## EXERCISE BRIEF
Determine which lines of the records include the word "изложить", and copy them.

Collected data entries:
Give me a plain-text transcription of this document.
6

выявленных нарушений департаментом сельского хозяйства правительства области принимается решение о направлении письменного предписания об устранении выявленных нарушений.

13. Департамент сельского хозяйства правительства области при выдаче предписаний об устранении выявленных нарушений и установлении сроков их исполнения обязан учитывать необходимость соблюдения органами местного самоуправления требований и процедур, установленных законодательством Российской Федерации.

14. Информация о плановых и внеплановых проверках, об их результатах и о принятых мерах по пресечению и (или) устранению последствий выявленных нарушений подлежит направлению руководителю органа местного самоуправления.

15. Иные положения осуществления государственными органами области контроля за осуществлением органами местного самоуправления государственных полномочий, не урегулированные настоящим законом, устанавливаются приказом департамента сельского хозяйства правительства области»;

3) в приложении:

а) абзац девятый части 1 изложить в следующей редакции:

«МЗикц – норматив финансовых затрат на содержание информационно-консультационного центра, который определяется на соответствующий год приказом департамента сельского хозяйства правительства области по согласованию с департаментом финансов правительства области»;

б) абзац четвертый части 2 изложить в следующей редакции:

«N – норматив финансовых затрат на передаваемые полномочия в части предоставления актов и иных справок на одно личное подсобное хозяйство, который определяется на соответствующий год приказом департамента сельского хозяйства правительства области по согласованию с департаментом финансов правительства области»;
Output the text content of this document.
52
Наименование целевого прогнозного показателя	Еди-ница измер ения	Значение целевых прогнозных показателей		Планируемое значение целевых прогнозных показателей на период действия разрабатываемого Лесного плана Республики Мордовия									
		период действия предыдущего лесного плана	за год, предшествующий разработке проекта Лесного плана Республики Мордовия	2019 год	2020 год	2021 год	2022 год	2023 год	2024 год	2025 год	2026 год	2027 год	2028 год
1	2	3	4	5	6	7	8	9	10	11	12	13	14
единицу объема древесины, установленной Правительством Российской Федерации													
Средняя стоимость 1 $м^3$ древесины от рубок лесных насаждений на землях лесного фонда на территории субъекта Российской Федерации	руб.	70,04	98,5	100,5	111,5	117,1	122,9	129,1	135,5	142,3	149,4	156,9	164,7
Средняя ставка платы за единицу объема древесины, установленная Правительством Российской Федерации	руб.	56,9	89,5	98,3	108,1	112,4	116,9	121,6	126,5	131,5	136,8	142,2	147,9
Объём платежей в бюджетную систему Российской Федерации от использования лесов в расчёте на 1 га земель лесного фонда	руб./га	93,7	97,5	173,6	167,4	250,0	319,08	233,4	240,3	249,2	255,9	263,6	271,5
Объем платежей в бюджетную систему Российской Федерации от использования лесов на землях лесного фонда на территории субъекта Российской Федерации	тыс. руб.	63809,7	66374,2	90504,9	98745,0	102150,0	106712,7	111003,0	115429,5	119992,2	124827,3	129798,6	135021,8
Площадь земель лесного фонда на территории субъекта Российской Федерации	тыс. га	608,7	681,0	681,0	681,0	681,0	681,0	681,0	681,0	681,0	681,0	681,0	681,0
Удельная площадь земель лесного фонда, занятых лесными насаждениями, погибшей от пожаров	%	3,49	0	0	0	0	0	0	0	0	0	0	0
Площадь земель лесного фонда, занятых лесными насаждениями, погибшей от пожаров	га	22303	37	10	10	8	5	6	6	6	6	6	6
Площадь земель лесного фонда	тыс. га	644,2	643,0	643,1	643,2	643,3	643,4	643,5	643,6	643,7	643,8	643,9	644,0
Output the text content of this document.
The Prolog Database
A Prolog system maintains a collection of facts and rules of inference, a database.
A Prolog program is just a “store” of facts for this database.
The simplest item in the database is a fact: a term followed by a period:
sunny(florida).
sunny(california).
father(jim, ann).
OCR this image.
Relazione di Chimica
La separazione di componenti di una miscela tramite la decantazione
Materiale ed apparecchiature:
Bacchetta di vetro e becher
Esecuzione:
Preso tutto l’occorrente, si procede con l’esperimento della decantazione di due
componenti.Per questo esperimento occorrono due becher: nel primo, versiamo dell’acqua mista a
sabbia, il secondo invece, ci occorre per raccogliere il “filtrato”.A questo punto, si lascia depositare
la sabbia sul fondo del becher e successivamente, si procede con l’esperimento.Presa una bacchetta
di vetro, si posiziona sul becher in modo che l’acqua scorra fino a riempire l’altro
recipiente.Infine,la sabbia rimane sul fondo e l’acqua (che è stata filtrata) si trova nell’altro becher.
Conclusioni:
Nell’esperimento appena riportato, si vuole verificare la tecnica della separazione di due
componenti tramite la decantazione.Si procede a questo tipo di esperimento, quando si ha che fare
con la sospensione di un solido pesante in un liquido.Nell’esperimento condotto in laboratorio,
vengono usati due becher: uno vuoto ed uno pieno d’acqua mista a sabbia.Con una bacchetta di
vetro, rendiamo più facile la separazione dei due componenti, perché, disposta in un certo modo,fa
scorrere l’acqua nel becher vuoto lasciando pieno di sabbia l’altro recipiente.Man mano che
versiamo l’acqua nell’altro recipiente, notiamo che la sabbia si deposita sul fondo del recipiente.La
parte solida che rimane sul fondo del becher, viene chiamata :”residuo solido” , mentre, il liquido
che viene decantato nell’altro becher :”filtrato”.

## TASK RESPONSE
а) абзац девятый части 1 изложить в следующей редакции:
б) абзац четвертый части 2 изложить в следующей редакции:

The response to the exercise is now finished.